What this task involves => Find all lines in the listing that include the word "Classifiers", then copy them.

Input material =>
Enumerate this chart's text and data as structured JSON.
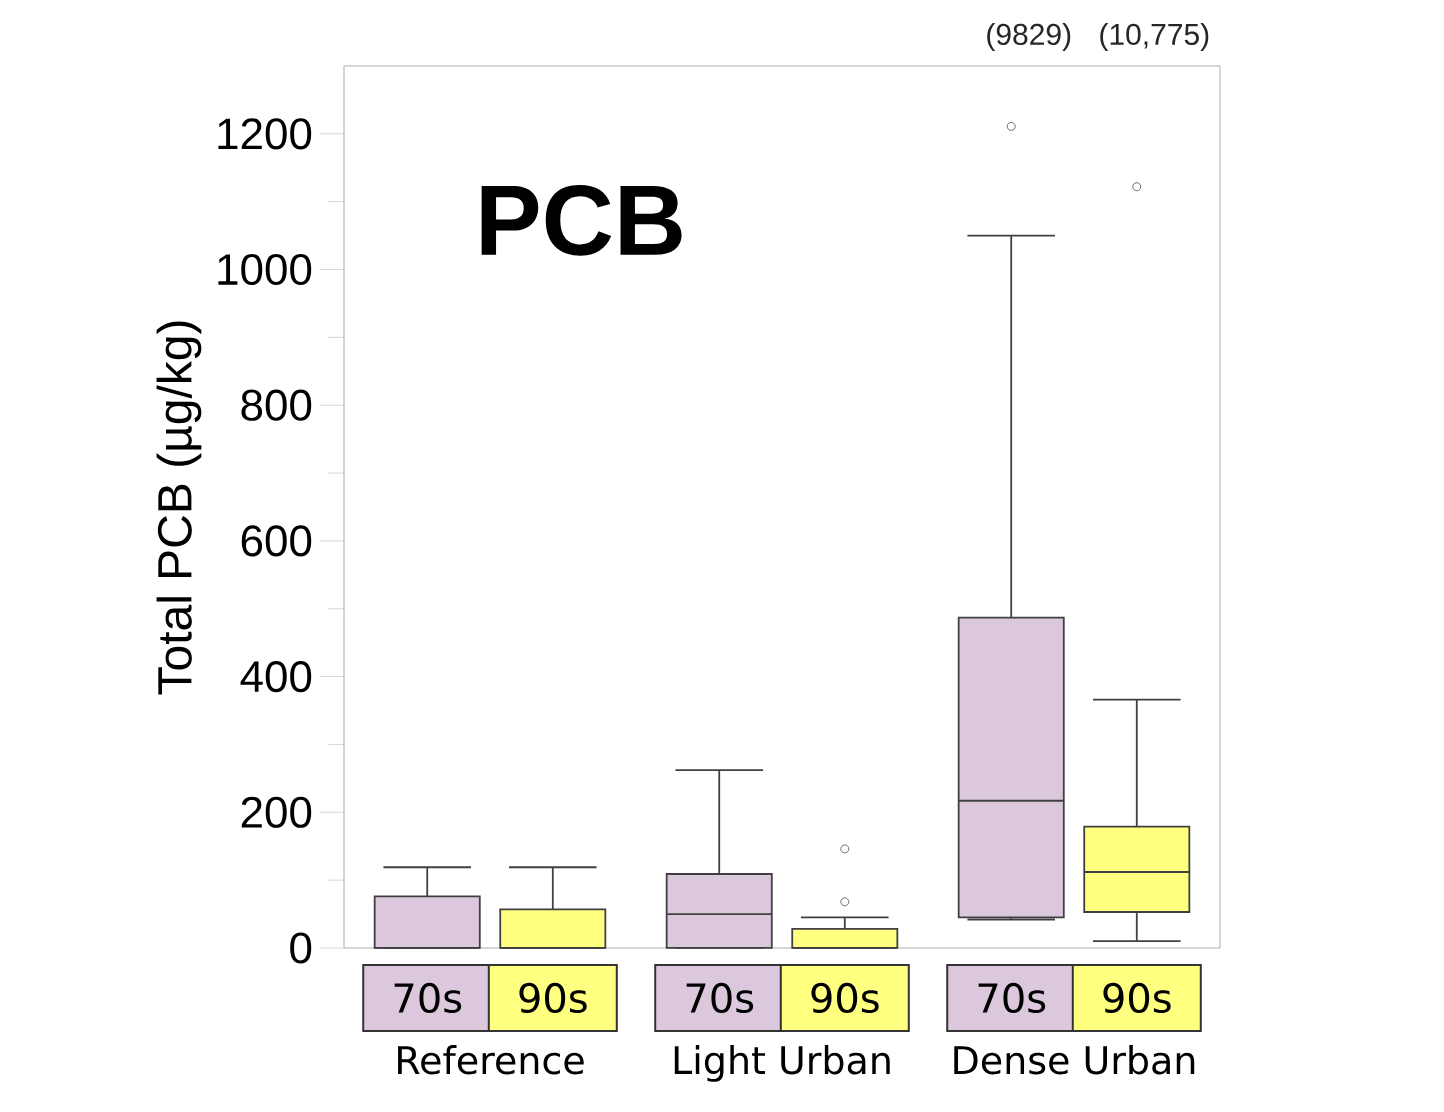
{
  "chart_data": {
    "type": "box",
    "title": "PCB",
    "ylabel": "Total PCB (µg/kg)",
    "categories": [
      "Reference",
      "Light Urban",
      "Dense Urban"
    ],
    "series": [
      {
        "name": "70s",
        "color": "#dcc8dc",
        "boxes": [
          {
            "low": 0,
            "q1": 0,
            "median": 0,
            "q3": 76,
            "high": 119
          },
          {
            "low": 0,
            "q1": 0,
            "median": 50,
            "q3": 109,
            "high": 262
          },
          {
            "low": 42,
            "q1": 45,
            "median": 217,
            "q3": 487,
            "high": 1050,
            "outliers": [
              1211
            ]
          }
        ]
      },
      {
        "name": "90s",
        "color": "#ffff80",
        "boxes": [
          {
            "low": 0,
            "q1": 0,
            "median": 0,
            "q3": 57,
            "high": 119
          },
          {
            "low": 0,
            "q1": 0,
            "median": 0,
            "q3": 28,
            "high": 45,
            "outliers": [
              68,
              146
            ]
          },
          {
            "low": 10,
            "q1": 53,
            "median": 112,
            "q3": 179,
            "high": 366,
            "outliers": [
              1122
            ]
          }
        ]
      }
    ],
    "ylim": [
      0,
      1300
    ],
    "yticks": [
      0,
      {
        "value": 100,
        "label": null
      },
      200,
      {
        "value": 300,
        "label": null
      },
      400,
      {
        "value": 500,
        "label": null
      },
      600,
      {
        "value": 700,
        "label": null
      },
      800,
      {
        "value": 900,
        "label": null
      },
      1000,
      {
        "value": 1100,
        "label": null
      },
      1200
    ],
    "grid": false,
    "legend": "bottom",
    "annotations": [
      "(9829)",
      "(10,775)"
    ]
  }
}
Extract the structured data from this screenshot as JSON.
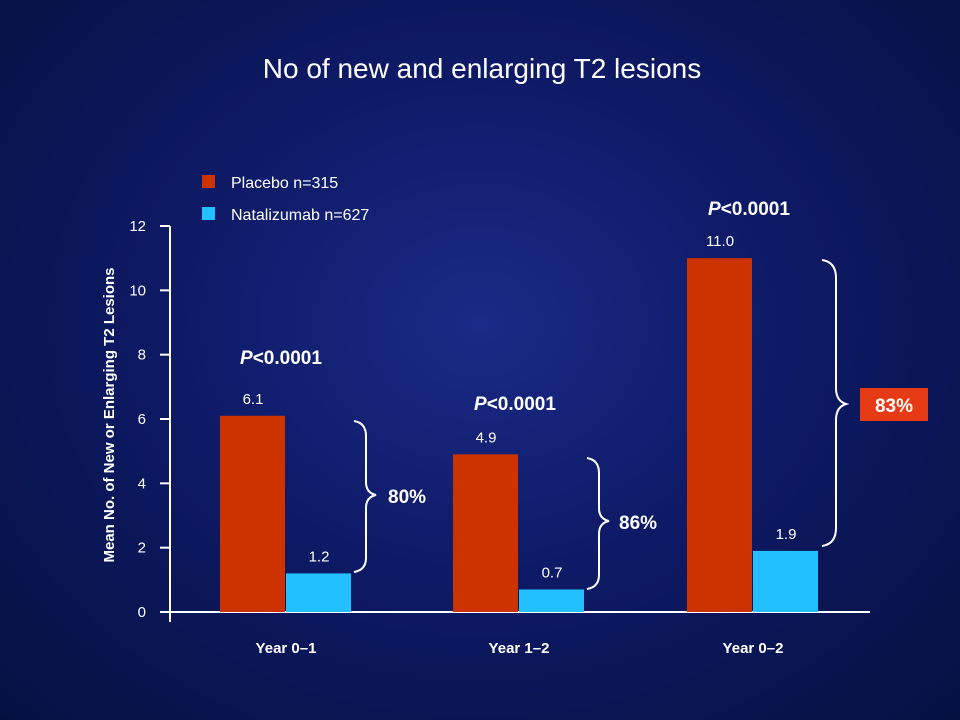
{
  "colors": {
    "placebo": "#cc3300",
    "natalizumab": "#22c0ff",
    "axis": "#ffffff",
    "highlight": "#e63a14"
  },
  "chart_data": {
    "type": "bar",
    "title": "No of new and enlarging T2 lesions",
    "ylabel": "Mean No. of New or Enlarging T2 Lesions",
    "ylim": [
      0,
      12
    ],
    "yticks": [
      0,
      2,
      4,
      6,
      8,
      10,
      12
    ],
    "categories": [
      "Year 0–1",
      "Year 1–2",
      "Year 0–2"
    ],
    "series": [
      {
        "name": "Placebo n=315",
        "color": "#cc3300",
        "values": [
          6.1,
          4.9,
          11.0
        ],
        "labels": [
          "6.1",
          "4.9",
          "11.0"
        ]
      },
      {
        "name": "Natalizumab n=627",
        "color": "#22c0ff",
        "values": [
          1.2,
          0.7,
          1.9
        ],
        "labels": [
          "1.2",
          "0.7",
          "1.9"
        ]
      }
    ],
    "annotations": {
      "p_values": [
        "P<0.0001",
        "P<0.0001",
        "P<0.0001"
      ],
      "reductions": [
        "80%",
        "86%",
        "83%"
      ],
      "highlighted_reduction": "83%"
    },
    "legend": "top-left",
    "grid": false
  }
}
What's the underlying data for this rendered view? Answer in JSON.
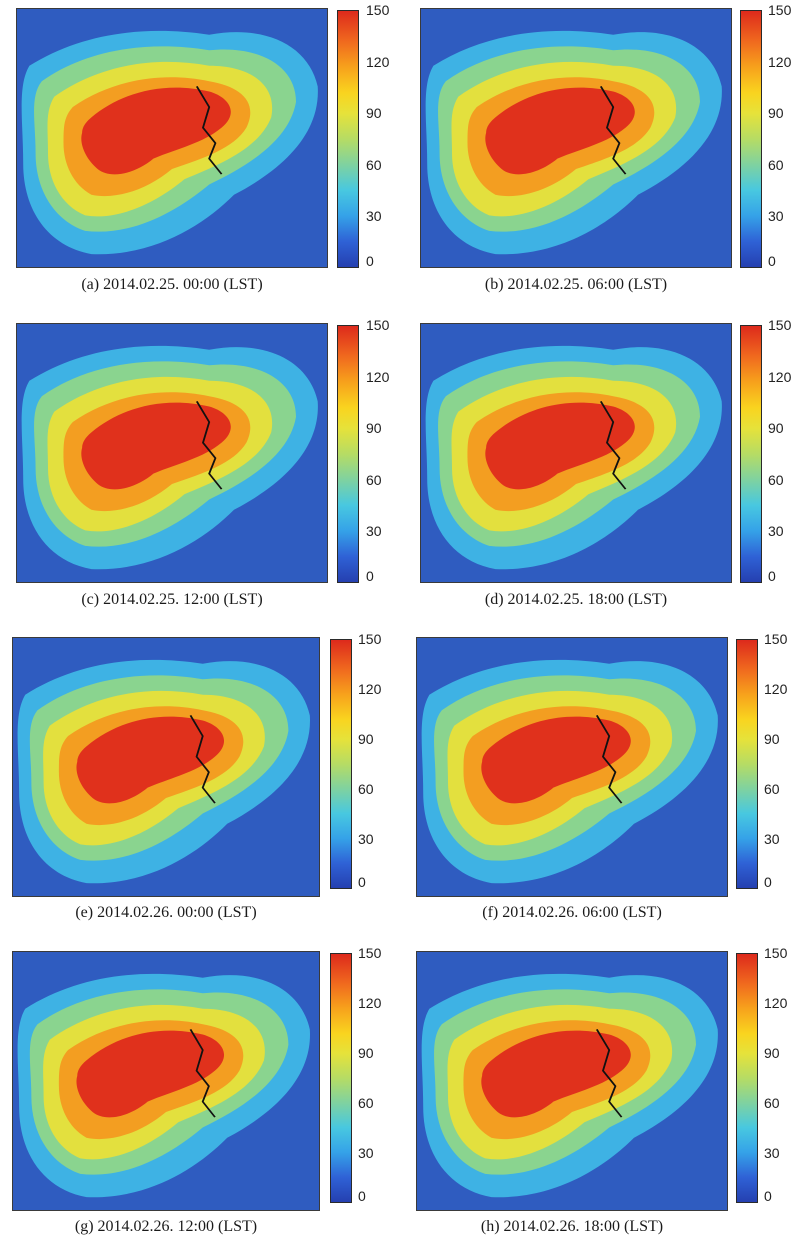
{
  "figure": {
    "colorbar": {
      "ticks": [
        "150",
        "120",
        "90",
        "60",
        "30",
        "0"
      ],
      "range": [
        0,
        150
      ],
      "colors": [
        "#2540b0",
        "#2f62d6",
        "#35a2e8",
        "#48c8e0",
        "#7fd2a0",
        "#b6dc64",
        "#e6e23a",
        "#f9d41f",
        "#f7a21c",
        "#f06a1e",
        "#dd2a1c"
      ]
    },
    "panels": [
      {
        "caption": "(a) 2014.02.25. 00:00 (LST)"
      },
      {
        "caption": "(b) 2014.02.25. 06:00 (LST)"
      },
      {
        "caption": "(c) 2014.02.25. 12:00 (LST)"
      },
      {
        "caption": "(d) 2014.02.25. 18:00 (LST)"
      },
      {
        "caption": "(e) 2014.02.26. 00:00 (LST)"
      },
      {
        "caption": "(f) 2014.02.26. 06:00 (LST)"
      },
      {
        "caption": "(g) 2014.02.26. 12:00 (LST)"
      },
      {
        "caption": "(h) 2014.02.26. 18:00 (LST)"
      }
    ]
  }
}
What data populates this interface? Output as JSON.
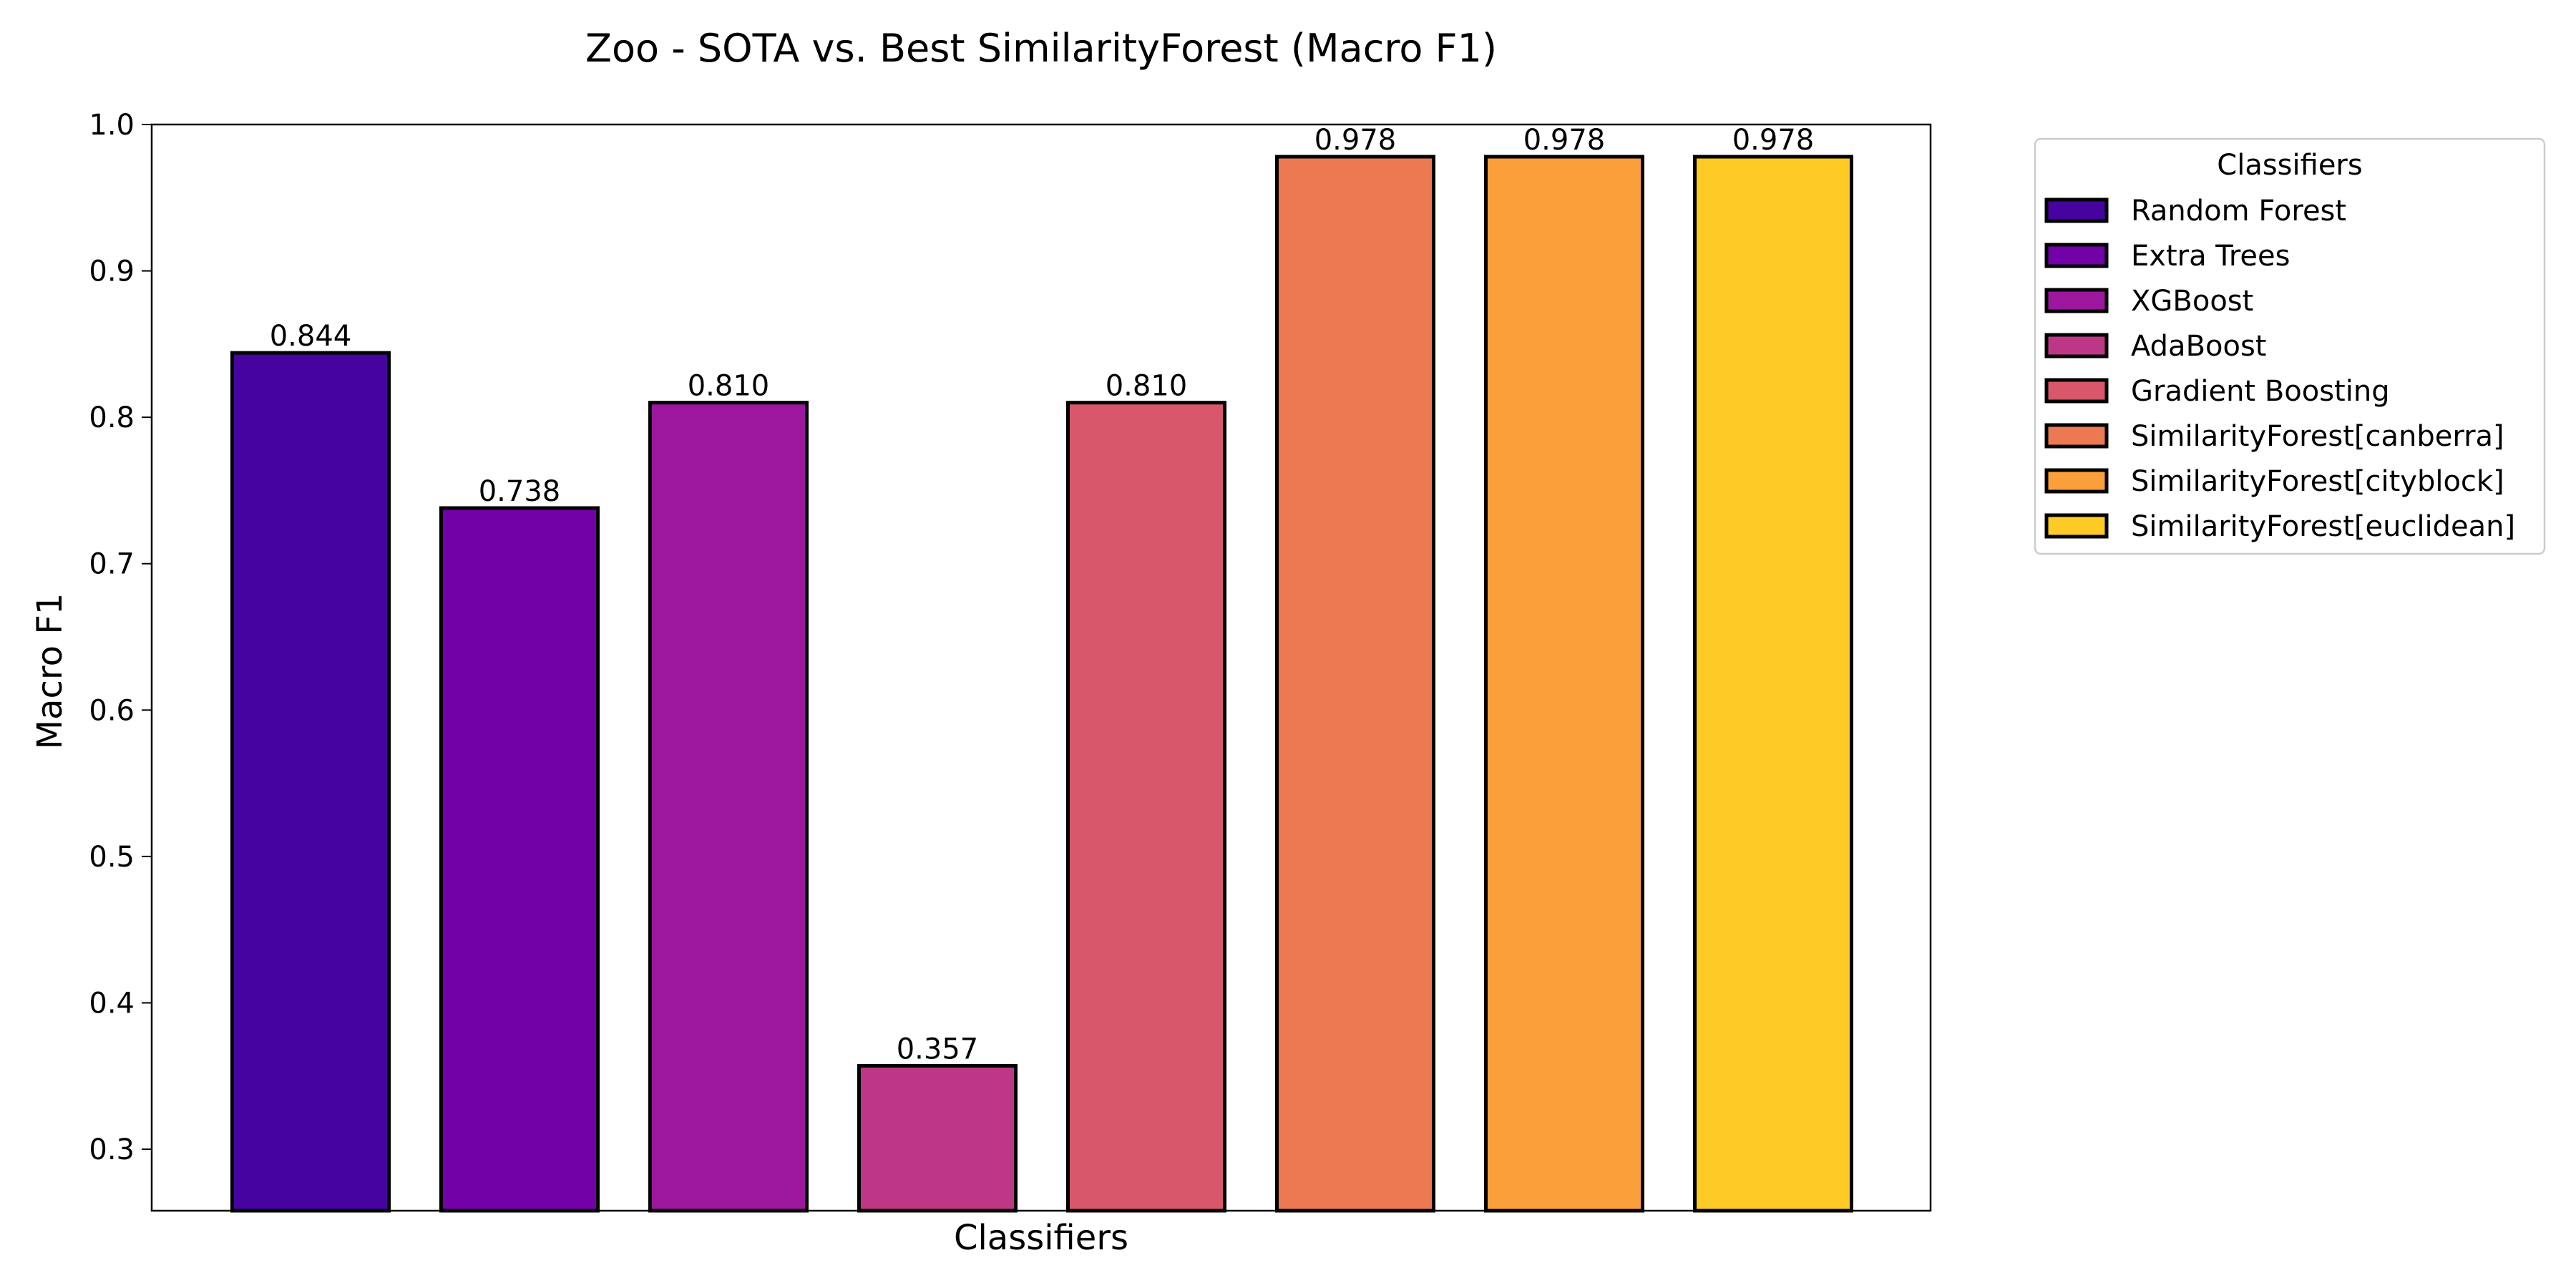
{
  "chart_data": {
    "type": "bar",
    "title": "Zoo - SOTA vs. Best SimilarityForest (Macro F1)",
    "xlabel": "Classifiers",
    "ylabel": "Macro F1",
    "ylim": [
      0.258,
      1.0
    ],
    "yticks": [
      "0.3",
      "0.4",
      "0.5",
      "0.6",
      "0.7",
      "0.8",
      "0.9",
      "1.0"
    ],
    "grid": false,
    "legend": {
      "title": "Classifiers",
      "placement": "outside-top-right"
    },
    "categories": [
      "Random Forest",
      "Extra Trees",
      "XGBoost",
      "AdaBoost",
      "Gradient Boosting",
      "SimilarityForest[canberra]",
      "SimilarityForest[cityblock]",
      "SimilarityForest[euclidean]"
    ],
    "values": [
      0.844,
      0.738,
      0.81,
      0.357,
      0.81,
      0.978,
      0.978,
      0.978
    ],
    "value_labels": [
      "0.844",
      "0.738",
      "0.810",
      "0.357",
      "0.810",
      "0.978",
      "0.978",
      "0.978"
    ],
    "colors": [
      "#46039f",
      "#7201a8",
      "#9c179e",
      "#bd3786",
      "#d8576b",
      "#ed7953",
      "#fb9f3a",
      "#fdca26"
    ]
  }
}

Result of the exercise =>
    "xlabel": "Classifiers",
      "title": "Classifiers",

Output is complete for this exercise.